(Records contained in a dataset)
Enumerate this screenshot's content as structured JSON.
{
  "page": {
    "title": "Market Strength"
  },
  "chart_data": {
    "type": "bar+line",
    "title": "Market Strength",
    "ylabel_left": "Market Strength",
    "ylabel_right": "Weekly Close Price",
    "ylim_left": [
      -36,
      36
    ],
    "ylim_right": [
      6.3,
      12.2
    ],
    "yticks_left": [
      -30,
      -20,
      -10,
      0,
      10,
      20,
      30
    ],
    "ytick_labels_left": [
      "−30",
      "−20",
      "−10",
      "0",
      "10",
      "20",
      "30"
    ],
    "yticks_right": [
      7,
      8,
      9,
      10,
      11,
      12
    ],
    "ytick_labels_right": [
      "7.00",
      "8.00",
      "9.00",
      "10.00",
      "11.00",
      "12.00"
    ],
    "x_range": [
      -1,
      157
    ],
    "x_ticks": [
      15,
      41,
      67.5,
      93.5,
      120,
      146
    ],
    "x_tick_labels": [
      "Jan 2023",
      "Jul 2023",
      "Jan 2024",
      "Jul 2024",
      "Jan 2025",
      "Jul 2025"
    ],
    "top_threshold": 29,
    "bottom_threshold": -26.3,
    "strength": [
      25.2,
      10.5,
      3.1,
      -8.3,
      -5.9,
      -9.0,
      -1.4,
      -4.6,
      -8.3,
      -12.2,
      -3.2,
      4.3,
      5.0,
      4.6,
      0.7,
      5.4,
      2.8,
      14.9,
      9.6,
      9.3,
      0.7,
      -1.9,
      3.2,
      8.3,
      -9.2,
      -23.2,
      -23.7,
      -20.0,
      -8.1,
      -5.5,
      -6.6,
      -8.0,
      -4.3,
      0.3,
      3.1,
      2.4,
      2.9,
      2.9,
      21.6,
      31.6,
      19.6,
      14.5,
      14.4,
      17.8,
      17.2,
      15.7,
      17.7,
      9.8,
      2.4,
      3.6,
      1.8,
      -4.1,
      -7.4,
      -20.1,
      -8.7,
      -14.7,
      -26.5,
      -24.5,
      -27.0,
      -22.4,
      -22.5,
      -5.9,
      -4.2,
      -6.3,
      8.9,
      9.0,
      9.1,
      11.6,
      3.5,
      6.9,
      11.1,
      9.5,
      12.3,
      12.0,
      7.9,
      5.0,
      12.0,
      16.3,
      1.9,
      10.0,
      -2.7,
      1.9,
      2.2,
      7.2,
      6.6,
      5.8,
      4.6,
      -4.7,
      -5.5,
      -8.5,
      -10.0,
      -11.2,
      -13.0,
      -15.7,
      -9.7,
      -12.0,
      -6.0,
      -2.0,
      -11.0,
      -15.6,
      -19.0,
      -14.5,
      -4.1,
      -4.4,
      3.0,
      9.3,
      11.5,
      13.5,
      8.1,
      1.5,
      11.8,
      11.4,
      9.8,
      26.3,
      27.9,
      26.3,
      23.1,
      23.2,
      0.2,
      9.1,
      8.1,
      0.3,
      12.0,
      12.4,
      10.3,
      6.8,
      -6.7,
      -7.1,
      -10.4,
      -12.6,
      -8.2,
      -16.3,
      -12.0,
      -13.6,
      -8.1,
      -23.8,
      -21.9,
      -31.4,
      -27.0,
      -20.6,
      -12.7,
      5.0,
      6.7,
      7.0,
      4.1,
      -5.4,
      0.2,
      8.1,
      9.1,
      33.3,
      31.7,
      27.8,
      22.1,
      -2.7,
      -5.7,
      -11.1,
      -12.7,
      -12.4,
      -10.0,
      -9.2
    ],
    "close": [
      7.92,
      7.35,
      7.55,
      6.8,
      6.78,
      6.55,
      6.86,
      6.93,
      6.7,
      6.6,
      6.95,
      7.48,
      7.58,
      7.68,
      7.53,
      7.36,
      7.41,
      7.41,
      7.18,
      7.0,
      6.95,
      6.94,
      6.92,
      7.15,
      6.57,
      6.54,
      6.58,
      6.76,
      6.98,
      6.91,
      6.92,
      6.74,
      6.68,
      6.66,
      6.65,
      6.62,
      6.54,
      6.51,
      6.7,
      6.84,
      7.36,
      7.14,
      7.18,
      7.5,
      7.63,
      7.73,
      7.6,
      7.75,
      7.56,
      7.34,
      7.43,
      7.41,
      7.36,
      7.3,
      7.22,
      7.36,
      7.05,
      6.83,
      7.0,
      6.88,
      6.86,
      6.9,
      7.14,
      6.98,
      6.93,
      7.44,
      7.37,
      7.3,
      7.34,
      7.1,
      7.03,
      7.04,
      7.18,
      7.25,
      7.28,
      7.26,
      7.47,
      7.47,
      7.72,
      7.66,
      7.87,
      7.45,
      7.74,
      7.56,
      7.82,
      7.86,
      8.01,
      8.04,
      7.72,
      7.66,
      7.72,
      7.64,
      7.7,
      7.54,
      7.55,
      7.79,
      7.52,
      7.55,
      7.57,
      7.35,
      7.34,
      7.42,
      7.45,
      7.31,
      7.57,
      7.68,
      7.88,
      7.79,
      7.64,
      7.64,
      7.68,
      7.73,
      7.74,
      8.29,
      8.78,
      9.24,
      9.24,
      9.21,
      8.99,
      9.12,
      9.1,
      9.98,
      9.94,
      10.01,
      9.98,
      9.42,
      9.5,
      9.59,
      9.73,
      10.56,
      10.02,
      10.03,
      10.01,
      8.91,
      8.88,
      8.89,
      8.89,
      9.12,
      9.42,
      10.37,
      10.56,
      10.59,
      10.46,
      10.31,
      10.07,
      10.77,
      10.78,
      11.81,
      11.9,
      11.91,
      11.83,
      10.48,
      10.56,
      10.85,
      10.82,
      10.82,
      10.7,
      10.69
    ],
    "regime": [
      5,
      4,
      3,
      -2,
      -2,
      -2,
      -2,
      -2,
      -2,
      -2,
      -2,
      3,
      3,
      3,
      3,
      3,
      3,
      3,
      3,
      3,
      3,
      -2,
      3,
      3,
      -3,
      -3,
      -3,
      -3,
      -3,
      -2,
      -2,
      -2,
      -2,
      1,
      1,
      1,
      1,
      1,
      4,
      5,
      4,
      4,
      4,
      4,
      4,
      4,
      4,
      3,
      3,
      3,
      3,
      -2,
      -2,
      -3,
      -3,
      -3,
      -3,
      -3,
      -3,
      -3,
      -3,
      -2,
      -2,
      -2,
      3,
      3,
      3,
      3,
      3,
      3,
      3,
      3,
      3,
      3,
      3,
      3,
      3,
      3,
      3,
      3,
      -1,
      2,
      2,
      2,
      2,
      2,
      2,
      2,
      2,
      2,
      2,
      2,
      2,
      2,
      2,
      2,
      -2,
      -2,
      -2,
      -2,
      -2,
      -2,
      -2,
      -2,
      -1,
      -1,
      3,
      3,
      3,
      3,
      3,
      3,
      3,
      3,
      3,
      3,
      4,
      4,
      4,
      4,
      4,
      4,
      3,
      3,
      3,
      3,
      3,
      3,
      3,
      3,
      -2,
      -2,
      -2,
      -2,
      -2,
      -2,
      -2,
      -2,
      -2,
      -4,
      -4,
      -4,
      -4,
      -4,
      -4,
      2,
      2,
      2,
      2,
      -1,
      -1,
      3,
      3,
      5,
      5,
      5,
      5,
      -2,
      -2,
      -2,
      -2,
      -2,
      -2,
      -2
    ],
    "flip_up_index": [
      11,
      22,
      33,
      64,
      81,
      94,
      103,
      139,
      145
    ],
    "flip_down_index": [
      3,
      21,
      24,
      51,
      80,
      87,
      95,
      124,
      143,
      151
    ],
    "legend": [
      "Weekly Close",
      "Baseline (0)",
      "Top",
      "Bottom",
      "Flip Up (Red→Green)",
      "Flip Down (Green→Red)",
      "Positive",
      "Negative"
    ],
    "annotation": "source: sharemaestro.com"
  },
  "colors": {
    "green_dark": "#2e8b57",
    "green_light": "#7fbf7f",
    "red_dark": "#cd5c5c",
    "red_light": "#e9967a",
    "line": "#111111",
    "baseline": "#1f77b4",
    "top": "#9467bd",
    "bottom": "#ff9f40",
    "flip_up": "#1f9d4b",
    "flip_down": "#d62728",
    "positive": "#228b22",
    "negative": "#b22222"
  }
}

- [Work required]: In the entries above, count each line that holds "Weekly". Give the total and nothing else.

- [Solution to the exercise]: 2